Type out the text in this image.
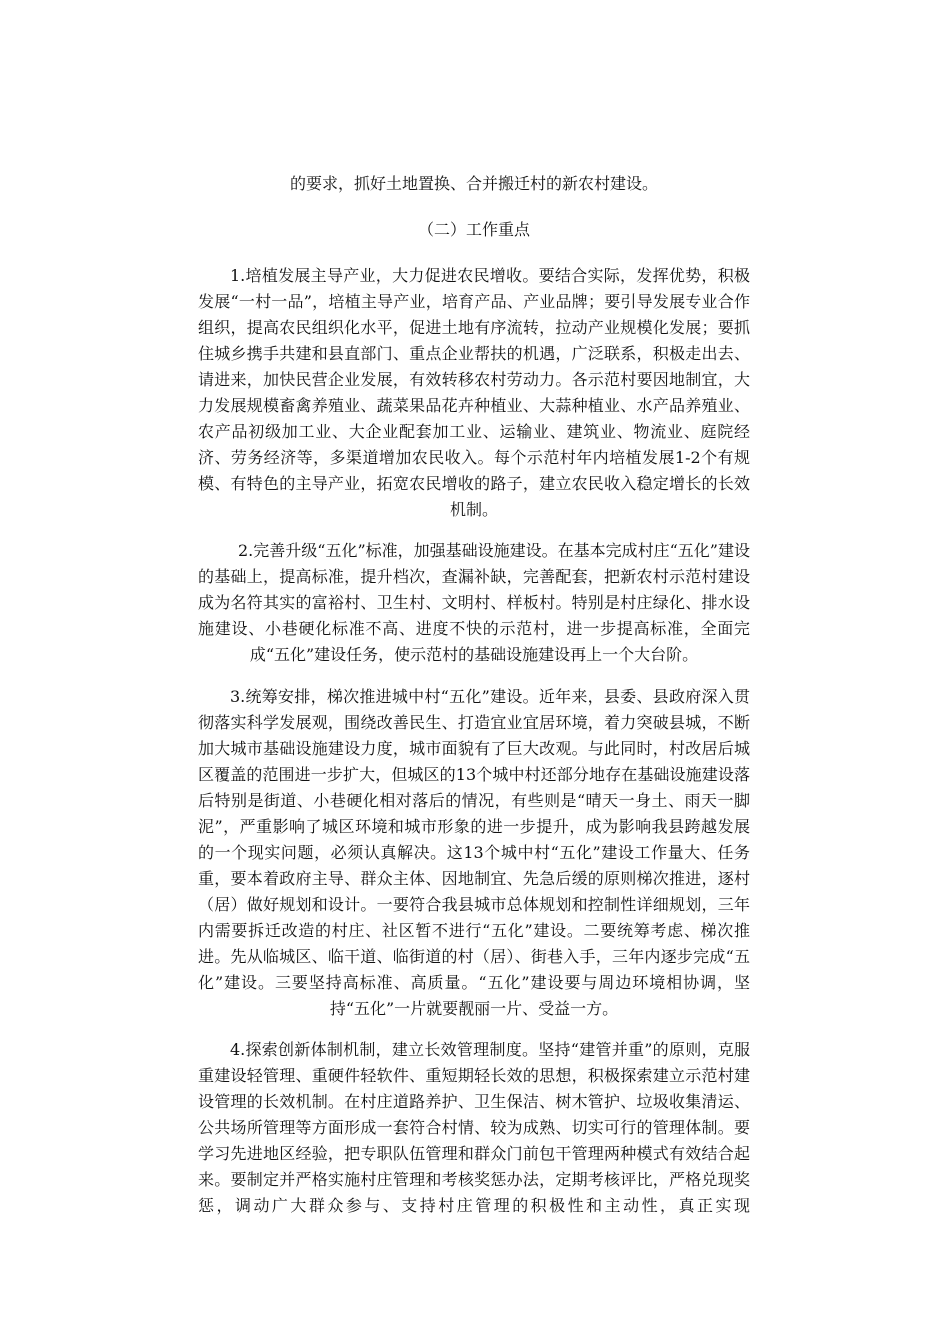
的要求，抓好土地置换、合并搬迁村的新农村建设。

（二）工作重点

1.培植发展主导产业，大力促进农民增收。要结合实际，发挥优势，积极发展“一村一品”，培植主导产业，培育产品、产业品牌；要引导发展专业合作组织，提高农民组织化水平，促进土地有序流转，拉动产业规模化发展；要抓住城乡携手共建和县直部门、重点企业帮扶的机遇，广泛联系，积极走出去、请进来，加快民营企业发展，有效转移农村劳动力。各示范村要因地制宜，大力发展规模畜禽养殖业、蔬菜果品花卉种植业、大蒜种植业、水产品养殖业、农产品初级加工业、大企业配套加工业、运输业、建筑业、物流业、庭院经济、劳务经济等，多渠道增加农民收入。每个示范村年内培植发展1-2个有规模、有特色的主导产业，拓宽农民增收的路子，建立农民收入稳定增长的长效机制。

2.完善升级“五化”标准，加强基础设施建设。在基本完成村庄“五化”建设的基础上，提高标准，提升档次，查漏补缺，完善配套，把新农村示范村建设成为名符其实的富裕村、卫生村、文明村、样板村。特别是村庄绿化、排水设施建设、小巷硬化标准不高、进度不快的示范村，进一步提高标准，全面完成“五化”建设任务，使示范村的基础设施建设再上一个大台阶。

3.统筹安排，梯次推进城中村“五化”建设。近年来，县委、县政府深入贯彻落实科学发展观，围绕改善民生、打造宜业宜居环境，着力突破县城，不断加大城市基础设施建设力度，城市面貌有了巨大改观。与此同时，村改居后城区覆盖的范围进一步扩大，但城区的13个城中村还部分地存在基础设施建设落后特别是街道、小巷硬化相对落后的情况，有些则是“晴天一身土、雨天一脚泥”，严重影响了城区环境和城市形象的进一步提升，成为影响我县跨越发展的一个现实问题，必须认真解决。这13个城中村“五化”建设工作量大、任务重，要本着政府主导、群众主体、因地制宜、先急后缓的原则梯次推进，逐村（居）做好规划和设计。一要符合我县城市总体规划和控制性详细规划，三年内需要拆迁改造的村庄、社区暂不进行“五化”建设。二要统筹考虑、梯次推进。先从临城区、临干道、临街道的村（居）、街巷入手，三年内逐步完成“五化”建设。三要坚持高标准、高质量。“五化”建设要与周边环境相协调，坚持“五化”一片就要靓丽一片、受益一方。

4.探索创新体制机制，建立长效管理制度。坚持“建管并重”的原则，克服重建设轻管理、重硬件轻软件、重短期轻长效的思想，积极探索建立示范村建设管理的长效机制。在村庄道路养护、卫生保洁、树木管护、垃圾收集清运、公共场所管理等方面形成一套符合村情、较为成熟、切实可行的管理体制。要学习先进地区经验，把专职队伍管理和群众门前包干管理两种模式有效结合起来。要制定并严格实施村庄管理和考核奖惩办法，定期考核评比，严格兑现奖惩，调动广大群众参与、支持村庄管理的积极性和主动性，真正实现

Work instructions. Your task is to retype all the entries exactly and leave out any pictures.

The answer.
Type out the text in this image.
的要求，抓好土地置换、合并搬迁村的新农村建设。

（二）工作重点

1.培植发展主导产业，大力促进农民增收。要结合实际，发挥优势，积极发展“一村一品”，培植主导产业，培育产品、产业品牌；要引导发展专业合作组织，提高农民组织化水平，促进土地有序流转，拉动产业规模化发展；要抓住城乡携手共建和县直部门、重点企业帮扶的机遇，广泛联系，积极走出去、请进来，加快民营企业发展，有效转移农村劳动力。各示范村要因地制宜，大力发展规模畜禽养殖业、蔬菜果品花卉种植业、大蒜种植业、水产品养殖业、农产品初级加工业、大企业配套加工业、运输业、建筑业、物流业、庭院经济、劳务经济等，多渠道增加农民收入。每个示范村年内培植发展1-2个有规模、有特色的主导产业，拓宽农民增收的路子，建立农民收入稳定增长的长效机制。

2.完善升级“五化”标准，加强基础设施建设。在基本完成村庄“五化”建设的基础上，提高标准，提升档次，查漏补缺，完善配套，把新农村示范村建设成为名符其实的富裕村、卫生村、文明村、样板村。特别是村庄绿化、排水设施建设、小巷硬化标准不高、进度不快的示范村，进一步提高标准，全面完成“五化”建设任务，使示范村的基础设施建设再上一个大台阶。

3.统筹安排，梯次推进城中村“五化”建设。近年来，县委、县政府深入贯彻落实科学发展观，围绕改善民生、打造宜业宜居环境，着力突破县城，不断加大城市基础设施建设力度，城市面貌有了巨大改观。与此同时，村改居后城区覆盖的范围进一步扩大，但城区的13个城中村还部分地存在基础设施建设落后特别是街道、小巷硬化相对落后的情况，有些则是“晴天一身土、雨天一脚泥”，严重影响了城区环境和城市形象的进一步提升，成为影响我县跨越发展的一个现实问题，必须认真解决。这13个城中村“五化”建设工作量大、任务重，要本着政府主导、群众主体、因地制宜、先急后缓的原则梯次推进，逐村（居）做好规划和设计。一要符合我县城市总体规划和控制性详细规划，三年内需要拆迁改造的村庄、社区暂不进行“五化”建设。二要统筹考虑、梯次推进。先从临城区、临干道、临街道的村（居）、街巷入手，三年内逐步完成“五化”建设。三要坚持高标准、高质量。“五化”建设要与周边环境相协调，坚持“五化”一片就要靓丽一片、受益一方。

4.探索创新体制机制，建立长效管理制度。坚持“建管并重”的原则，克服重建设轻管理、重硬件轻软件、重短期轻长效的思想，积极探索建立示范村建设管理的长效机制。在村庄道路养护、卫生保洁、树木管护、垃圾收集清运、公共场所管理等方面形成一套符合村情、较为成熟、切实可行的管理体制。要学习先进地区经验，把专职队伍管理和群众门前包干管理两种模式有效结合起来。要制定并严格实施村庄管理和考核奖惩办法，定期考核评比，严格兑现奖惩，调动广大群众参与、支持村庄管理的积极性和主动性，真正实现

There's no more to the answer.